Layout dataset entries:
######

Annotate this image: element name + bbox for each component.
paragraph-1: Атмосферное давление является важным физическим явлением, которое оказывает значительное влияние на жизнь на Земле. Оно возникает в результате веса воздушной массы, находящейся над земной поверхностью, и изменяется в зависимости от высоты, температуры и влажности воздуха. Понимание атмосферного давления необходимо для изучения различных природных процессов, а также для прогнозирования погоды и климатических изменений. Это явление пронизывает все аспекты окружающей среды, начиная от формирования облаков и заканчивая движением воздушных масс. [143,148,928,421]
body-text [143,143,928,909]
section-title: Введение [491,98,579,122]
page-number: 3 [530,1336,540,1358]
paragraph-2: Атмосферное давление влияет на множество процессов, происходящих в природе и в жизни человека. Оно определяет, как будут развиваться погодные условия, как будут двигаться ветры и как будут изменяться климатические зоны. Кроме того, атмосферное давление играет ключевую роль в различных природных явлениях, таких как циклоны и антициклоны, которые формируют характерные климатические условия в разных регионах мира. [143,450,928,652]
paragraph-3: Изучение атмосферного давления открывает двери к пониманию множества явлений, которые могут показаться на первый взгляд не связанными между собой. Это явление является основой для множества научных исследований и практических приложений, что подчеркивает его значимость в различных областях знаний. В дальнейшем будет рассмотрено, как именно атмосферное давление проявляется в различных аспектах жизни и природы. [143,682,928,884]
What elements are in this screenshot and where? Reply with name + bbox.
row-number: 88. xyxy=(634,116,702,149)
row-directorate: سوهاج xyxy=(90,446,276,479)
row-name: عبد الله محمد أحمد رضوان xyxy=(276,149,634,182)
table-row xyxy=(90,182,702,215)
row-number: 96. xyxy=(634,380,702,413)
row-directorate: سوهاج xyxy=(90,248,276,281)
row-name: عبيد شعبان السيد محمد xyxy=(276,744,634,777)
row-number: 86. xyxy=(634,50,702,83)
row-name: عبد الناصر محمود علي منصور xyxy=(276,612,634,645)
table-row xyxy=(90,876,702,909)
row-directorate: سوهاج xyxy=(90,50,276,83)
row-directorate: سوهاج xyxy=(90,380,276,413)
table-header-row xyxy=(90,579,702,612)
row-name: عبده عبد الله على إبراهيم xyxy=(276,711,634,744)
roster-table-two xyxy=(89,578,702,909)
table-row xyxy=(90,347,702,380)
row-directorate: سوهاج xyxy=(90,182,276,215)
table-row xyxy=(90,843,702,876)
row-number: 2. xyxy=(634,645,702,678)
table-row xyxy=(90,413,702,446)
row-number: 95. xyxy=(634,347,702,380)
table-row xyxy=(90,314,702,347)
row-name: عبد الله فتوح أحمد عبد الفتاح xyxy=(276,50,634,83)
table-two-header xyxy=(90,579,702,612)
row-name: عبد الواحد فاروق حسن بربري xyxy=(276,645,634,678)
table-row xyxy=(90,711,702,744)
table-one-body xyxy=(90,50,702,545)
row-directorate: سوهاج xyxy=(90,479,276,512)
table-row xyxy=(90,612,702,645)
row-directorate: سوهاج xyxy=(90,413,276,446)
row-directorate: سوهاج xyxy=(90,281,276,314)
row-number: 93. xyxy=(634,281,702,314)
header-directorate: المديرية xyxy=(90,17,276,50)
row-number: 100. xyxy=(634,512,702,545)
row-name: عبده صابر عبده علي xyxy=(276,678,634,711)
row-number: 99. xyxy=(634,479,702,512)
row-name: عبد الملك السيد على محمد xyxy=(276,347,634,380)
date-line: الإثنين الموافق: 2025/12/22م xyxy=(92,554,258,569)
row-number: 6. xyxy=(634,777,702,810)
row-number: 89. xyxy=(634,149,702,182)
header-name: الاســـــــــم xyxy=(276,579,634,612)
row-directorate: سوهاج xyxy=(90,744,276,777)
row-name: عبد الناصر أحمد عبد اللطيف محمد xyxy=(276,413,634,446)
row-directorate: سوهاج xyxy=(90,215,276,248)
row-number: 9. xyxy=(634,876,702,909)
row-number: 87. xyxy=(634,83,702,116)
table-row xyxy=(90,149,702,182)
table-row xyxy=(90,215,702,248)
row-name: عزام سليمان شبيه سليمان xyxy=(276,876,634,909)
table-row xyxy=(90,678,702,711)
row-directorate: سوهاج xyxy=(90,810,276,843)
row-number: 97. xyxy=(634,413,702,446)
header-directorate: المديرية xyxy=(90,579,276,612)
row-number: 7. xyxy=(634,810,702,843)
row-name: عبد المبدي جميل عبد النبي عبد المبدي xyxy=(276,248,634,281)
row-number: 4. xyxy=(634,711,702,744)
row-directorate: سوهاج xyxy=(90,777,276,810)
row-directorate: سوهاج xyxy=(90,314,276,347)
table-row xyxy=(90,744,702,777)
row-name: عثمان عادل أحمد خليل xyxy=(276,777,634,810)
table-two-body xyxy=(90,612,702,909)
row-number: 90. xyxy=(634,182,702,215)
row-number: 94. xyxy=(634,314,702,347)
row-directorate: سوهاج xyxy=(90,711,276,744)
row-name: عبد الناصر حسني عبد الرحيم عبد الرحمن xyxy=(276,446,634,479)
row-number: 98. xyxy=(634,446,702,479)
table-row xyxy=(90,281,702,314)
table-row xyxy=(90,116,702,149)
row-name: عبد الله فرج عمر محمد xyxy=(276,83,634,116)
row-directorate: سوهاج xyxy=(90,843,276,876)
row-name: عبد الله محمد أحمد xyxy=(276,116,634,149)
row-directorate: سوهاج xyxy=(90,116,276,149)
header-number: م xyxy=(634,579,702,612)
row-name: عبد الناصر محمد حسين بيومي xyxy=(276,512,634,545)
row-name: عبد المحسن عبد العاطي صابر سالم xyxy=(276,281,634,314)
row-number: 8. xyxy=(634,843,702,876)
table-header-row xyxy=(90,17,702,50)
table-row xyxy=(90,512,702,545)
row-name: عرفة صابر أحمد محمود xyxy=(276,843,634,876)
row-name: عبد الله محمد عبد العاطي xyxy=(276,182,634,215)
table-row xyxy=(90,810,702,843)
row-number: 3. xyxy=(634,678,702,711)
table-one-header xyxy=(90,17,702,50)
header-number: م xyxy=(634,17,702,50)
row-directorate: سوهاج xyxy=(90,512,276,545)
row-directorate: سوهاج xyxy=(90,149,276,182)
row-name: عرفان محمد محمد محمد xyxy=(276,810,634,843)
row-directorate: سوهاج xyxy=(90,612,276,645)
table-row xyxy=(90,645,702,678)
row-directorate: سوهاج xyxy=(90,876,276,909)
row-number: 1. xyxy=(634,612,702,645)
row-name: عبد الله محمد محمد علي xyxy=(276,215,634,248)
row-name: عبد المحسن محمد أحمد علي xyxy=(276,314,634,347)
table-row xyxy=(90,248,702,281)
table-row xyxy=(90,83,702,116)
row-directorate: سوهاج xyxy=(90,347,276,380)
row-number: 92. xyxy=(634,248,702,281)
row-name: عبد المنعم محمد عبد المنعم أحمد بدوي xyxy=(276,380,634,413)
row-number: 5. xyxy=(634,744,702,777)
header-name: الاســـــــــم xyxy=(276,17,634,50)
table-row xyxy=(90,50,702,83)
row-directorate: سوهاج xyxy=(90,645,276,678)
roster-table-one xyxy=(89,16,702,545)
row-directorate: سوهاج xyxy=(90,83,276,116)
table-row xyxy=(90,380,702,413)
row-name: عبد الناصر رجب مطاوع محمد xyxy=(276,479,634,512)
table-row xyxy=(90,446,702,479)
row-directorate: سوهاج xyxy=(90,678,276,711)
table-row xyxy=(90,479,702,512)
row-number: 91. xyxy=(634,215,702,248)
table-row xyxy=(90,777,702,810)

######

▶ [Task prompt] Copy the listing from its start through the line with "page-number: 3 [530,1336,540,1358]", swapping "section-title" for "heading" and leaving everything else unchanged.

▶ [Written answer]
Annotate this image: element name + bbox for each component.
paragraph-1: Атмосферное давление является важным физическим явлением, которое оказывает значительное влияние на жизнь на Земле. Оно возникает в результате веса воздушной массы, находящейся над земной поверхностью, и изменяется в зависимости от высоты, температуры и влажности воздуха. Понимание атмосферного давления необходимо для изучения различных природных процессов, а также для прогнозирования погоды и климатических изменений. Это явление пронизывает все аспекты окружающей среды, начиная от формирования облаков и заканчивая движением воздушных масс. [143,148,928,421]
body-text [143,143,928,909]
heading: Введение [491,98,579,122]
page-number: 3 [530,1336,540,1358]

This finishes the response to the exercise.